Work to be completed:
Reproduce every line of the following entries verbatim, changing nothing.

Data shown:
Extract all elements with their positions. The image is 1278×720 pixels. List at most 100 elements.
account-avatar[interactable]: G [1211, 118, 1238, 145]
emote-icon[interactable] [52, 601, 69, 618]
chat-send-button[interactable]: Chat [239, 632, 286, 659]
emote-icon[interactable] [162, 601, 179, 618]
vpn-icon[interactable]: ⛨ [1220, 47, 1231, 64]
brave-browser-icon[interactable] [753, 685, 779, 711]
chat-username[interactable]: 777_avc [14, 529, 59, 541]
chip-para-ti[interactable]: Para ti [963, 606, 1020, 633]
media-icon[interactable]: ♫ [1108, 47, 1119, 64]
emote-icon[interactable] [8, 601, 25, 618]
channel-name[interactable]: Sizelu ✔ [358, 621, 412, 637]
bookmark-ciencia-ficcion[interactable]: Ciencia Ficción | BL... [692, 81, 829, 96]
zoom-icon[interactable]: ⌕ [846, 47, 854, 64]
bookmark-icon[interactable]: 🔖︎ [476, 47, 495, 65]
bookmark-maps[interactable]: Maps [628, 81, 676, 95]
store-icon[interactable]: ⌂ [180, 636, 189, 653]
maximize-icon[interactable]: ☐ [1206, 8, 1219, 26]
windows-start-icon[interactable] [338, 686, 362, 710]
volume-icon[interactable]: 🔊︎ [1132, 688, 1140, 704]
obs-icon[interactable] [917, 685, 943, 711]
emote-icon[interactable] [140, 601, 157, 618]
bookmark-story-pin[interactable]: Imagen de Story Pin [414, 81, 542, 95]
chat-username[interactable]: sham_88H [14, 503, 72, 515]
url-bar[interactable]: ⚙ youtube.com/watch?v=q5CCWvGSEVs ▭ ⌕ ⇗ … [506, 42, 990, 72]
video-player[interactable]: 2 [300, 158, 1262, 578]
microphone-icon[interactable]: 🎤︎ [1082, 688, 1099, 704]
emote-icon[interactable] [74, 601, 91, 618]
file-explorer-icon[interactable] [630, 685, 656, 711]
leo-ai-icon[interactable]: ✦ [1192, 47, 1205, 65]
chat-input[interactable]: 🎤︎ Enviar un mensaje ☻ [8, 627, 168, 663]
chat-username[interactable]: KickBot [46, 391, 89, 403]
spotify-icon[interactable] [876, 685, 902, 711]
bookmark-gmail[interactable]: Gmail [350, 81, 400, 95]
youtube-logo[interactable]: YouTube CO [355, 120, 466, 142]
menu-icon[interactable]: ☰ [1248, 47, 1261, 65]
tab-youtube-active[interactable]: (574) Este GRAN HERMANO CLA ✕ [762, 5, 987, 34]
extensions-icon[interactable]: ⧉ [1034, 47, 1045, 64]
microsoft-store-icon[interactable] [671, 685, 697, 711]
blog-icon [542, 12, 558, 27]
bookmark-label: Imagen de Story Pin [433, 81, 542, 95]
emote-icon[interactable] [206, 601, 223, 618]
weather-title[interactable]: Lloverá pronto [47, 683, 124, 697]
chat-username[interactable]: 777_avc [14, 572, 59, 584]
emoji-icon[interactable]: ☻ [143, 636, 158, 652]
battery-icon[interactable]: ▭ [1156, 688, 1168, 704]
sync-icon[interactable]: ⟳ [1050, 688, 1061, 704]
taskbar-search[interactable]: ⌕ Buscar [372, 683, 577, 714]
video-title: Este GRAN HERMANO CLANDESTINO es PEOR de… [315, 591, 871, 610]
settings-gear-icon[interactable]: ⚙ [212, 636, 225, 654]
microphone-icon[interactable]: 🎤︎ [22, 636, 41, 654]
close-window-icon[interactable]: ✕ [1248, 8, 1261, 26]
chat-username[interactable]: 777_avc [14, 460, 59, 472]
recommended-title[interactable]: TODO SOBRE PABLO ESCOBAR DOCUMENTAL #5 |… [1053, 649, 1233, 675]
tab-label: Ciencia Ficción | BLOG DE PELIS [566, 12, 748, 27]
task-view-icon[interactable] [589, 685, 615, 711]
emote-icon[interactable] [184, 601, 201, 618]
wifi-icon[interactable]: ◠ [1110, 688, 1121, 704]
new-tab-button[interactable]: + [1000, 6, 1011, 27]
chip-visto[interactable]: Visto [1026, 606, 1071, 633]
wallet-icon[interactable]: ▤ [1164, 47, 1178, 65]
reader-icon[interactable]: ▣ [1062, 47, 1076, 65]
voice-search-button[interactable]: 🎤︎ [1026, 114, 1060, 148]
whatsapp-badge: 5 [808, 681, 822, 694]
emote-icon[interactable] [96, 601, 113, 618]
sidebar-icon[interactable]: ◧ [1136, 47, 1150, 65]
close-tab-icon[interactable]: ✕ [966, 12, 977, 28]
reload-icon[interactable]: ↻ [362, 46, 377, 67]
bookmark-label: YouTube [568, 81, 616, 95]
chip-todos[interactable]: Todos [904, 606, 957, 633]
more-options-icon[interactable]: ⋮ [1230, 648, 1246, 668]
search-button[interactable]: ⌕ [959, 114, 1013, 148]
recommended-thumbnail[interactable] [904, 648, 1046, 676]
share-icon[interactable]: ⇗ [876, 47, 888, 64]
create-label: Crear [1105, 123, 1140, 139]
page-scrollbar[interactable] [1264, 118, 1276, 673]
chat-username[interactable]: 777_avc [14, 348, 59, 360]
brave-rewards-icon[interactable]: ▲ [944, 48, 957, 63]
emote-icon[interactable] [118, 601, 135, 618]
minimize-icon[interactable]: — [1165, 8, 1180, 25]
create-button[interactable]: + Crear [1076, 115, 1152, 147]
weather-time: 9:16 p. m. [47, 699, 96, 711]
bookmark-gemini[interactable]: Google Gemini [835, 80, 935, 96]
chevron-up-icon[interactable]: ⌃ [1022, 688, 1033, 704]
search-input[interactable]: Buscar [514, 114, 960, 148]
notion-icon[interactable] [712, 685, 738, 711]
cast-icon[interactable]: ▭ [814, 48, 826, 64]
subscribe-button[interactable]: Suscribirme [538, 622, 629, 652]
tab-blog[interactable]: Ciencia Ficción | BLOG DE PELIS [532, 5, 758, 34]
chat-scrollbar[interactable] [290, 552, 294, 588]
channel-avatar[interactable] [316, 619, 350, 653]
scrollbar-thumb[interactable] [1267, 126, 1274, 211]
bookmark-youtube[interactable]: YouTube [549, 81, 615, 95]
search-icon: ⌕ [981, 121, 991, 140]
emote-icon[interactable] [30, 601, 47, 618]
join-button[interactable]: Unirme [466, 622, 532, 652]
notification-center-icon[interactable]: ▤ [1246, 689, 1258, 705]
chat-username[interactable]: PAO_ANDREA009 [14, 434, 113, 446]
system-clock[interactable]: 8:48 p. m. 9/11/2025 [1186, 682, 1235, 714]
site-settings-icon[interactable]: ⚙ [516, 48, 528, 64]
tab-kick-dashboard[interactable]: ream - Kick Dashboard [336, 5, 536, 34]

Exercise answer:
Extract all elements with their positions. The image is 1278×720 pixels. List at most 100 elements.
account-avatar[interactable]: G [1211, 118, 1238, 145]
emote-icon[interactable] [52, 601, 69, 618]
chat-send-button[interactable]: Chat [239, 632, 286, 659]
emote-icon[interactable] [162, 601, 179, 618]
vpn-icon[interactable]: ⛨ [1220, 47, 1231, 64]
brave-browser-icon[interactable] [753, 685, 779, 711]
chat-username[interactable]: 777_avc [14, 529, 59, 541]
chip-para-ti[interactable]: Para ti [963, 606, 1020, 633]
media-icon[interactable]: ♫ [1108, 47, 1119, 64]
emote-icon[interactable] [8, 601, 25, 618]
channel-name[interactable]: Sizelu ✔ [358, 621, 412, 637]
bookmark-ciencia-ficcion[interactable]: Ciencia Ficción | BL... [692, 81, 829, 96]
zoom-icon[interactable]: ⌕ [846, 47, 854, 64]
bookmark-icon[interactable]: 🔖︎ [476, 47, 495, 65]
bookmark-maps[interactable]: Maps [628, 81, 676, 95]
store-icon[interactable]: ⌂ [180, 636, 189, 653]
maximize-icon[interactable]: ☐ [1206, 8, 1219, 26]
windows-start-icon[interactable] [338, 686, 362, 710]
volume-icon[interactable]: 🔊︎ [1132, 688, 1140, 704]
obs-icon[interactable] [917, 685, 943, 711]
emote-icon[interactable] [140, 601, 157, 618]
bookmark-story-pin[interactable]: Imagen de Story Pin [414, 81, 542, 95]
chat-username[interactable]: sham_88H [14, 503, 72, 515]
url-bar[interactable]: ⚙ youtube.com/watch?v=q5CCWvGSEVs ▭ ⌕ ⇗ … [506, 42, 990, 72]
video-player[interactable]: 2 [300, 158, 1262, 578]
microphone-icon[interactable]: 🎤︎ [1082, 688, 1099, 704]
emote-icon[interactable] [74, 601, 91, 618]
file-explorer-icon[interactable] [630, 685, 656, 711]
leo-ai-icon[interactable]: ✦ [1192, 47, 1205, 65]
chat-input[interactable]: 🎤︎ Enviar un mensaje ☻ [8, 627, 168, 663]
chat-username[interactable]: KickBot [46, 391, 89, 403]
spotify-icon[interactable] [876, 685, 902, 711]
bookmark-gmail[interactable]: Gmail [350, 81, 400, 95]
youtube-logo[interactable]: YouTube CO [355, 120, 466, 142]
menu-icon[interactable]: ☰ [1248, 47, 1261, 65]
tab-youtube-active[interactable]: (574) Este GRAN HERMANO CLA ✕ [762, 5, 987, 34]
extensions-icon[interactable]: ⧉ [1034, 47, 1045, 64]
microsoft-store-icon[interactable] [671, 685, 697, 711]
blog-icon [542, 12, 558, 27]
bookmark-label: Imagen de Story Pin [433, 81, 542, 95]
emote-icon[interactable] [206, 601, 223, 618]
weather-title[interactable]: Lloverá pronto [47, 683, 124, 697]
chat-username[interactable]: 777_avc [14, 572, 59, 584]
emoji-icon[interactable]: ☻ [143, 636, 158, 652]
battery-icon[interactable]: ▭ [1156, 688, 1168, 704]
sync-icon[interactable]: ⟳ [1050, 688, 1061, 704]
taskbar-search[interactable]: ⌕ Buscar [372, 683, 577, 714]
video-title: Este GRAN HERMANO CLANDESTINO es PEOR de… [315, 591, 871, 610]
settings-gear-icon[interactable]: ⚙ [212, 636, 225, 654]
microphone-icon[interactable]: 🎤︎ [22, 636, 41, 654]
close-window-icon[interactable]: ✕ [1248, 8, 1261, 26]
chat-username[interactable]: 777_avc [14, 460, 59, 472]
recommended-title[interactable]: TODO SOBRE PABLO ESCOBAR DOCUMENTAL #5 |… [1053, 649, 1233, 675]
tab-label: Ciencia Ficción | BLOG DE PELIS [566, 12, 748, 27]
task-view-icon[interactable] [589, 685, 615, 711]
emote-icon[interactable] [184, 601, 201, 618]
wifi-icon[interactable]: ◠ [1110, 688, 1121, 704]
new-tab-button[interactable]: + [1000, 6, 1011, 27]
chip-visto[interactable]: Visto [1026, 606, 1071, 633]
wallet-icon[interactable]: ▤ [1164, 47, 1178, 65]
reader-icon[interactable]: ▣ [1062, 47, 1076, 65]
voice-search-button[interactable]: 🎤︎ [1026, 114, 1060, 148]
whatsapp-badge: 5 [808, 681, 822, 694]
emote-icon[interactable] [96, 601, 113, 618]
sidebar-icon[interactable]: ◧ [1136, 47, 1150, 65]
close-tab-icon[interactable]: ✕ [966, 12, 977, 28]
reload-icon[interactable]: ↻ [362, 46, 377, 67]
bookmark-label: YouTube [568, 81, 616, 95]
chip-todos[interactable]: Todos [904, 606, 957, 633]
more-options-icon[interactable]: ⋮ [1230, 648, 1246, 668]
search-button[interactable]: ⌕ [959, 114, 1013, 148]
recommended-thumbnail[interactable] [904, 648, 1046, 676]
share-icon[interactable]: ⇗ [876, 47, 888, 64]
create-label: Crear [1105, 123, 1140, 139]
page-scrollbar[interactable] [1264, 118, 1276, 673]
chat-username[interactable]: 777_avc [14, 348, 59, 360]
brave-rewards-icon[interactable]: ▲ [944, 48, 957, 63]
emote-icon[interactable] [118, 601, 135, 618]
minimize-icon[interactable]: — [1165, 8, 1180, 25]
create-button[interactable]: + Crear [1076, 115, 1152, 147]
weather-time: 9:16 p. m. [47, 699, 96, 711]
bookmark-gemini[interactable]: Google Gemini [835, 80, 935, 96]
chevron-up-icon[interactable]: ⌃ [1022, 688, 1033, 704]
search-input[interactable]: Buscar [514, 114, 960, 148]
notion-icon[interactable] [712, 685, 738, 711]
cast-icon[interactable]: ▭ [814, 48, 826, 64]
subscribe-button[interactable]: Suscribirme [538, 622, 629, 652]
tab-blog[interactable]: Ciencia Ficción | BLOG DE PELIS [532, 5, 758, 34]
chat-scrollbar[interactable] [290, 552, 294, 588]
channel-avatar[interactable] [316, 619, 350, 653]
scrollbar-thumb[interactable] [1267, 126, 1274, 211]
bookmark-youtube[interactable]: YouTube [549, 81, 615, 95]
search-icon: ⌕ [981, 121, 991, 140]
emote-icon[interactable] [30, 601, 47, 618]
join-button[interactable]: Unirme [466, 622, 532, 652]
notification-center-icon[interactable]: ▤ [1246, 689, 1258, 705]
chat-username[interactable]: PAO_ANDREA009 [14, 434, 113, 446]
system-clock[interactable]: 8:48 p. m. 9/11/2025 [1186, 682, 1235, 714]
site-settings-icon[interactable]: ⚙ [516, 48, 528, 64]
tab-kick-dashboard[interactable]: ream - Kick Dashboard [336, 5, 536, 34]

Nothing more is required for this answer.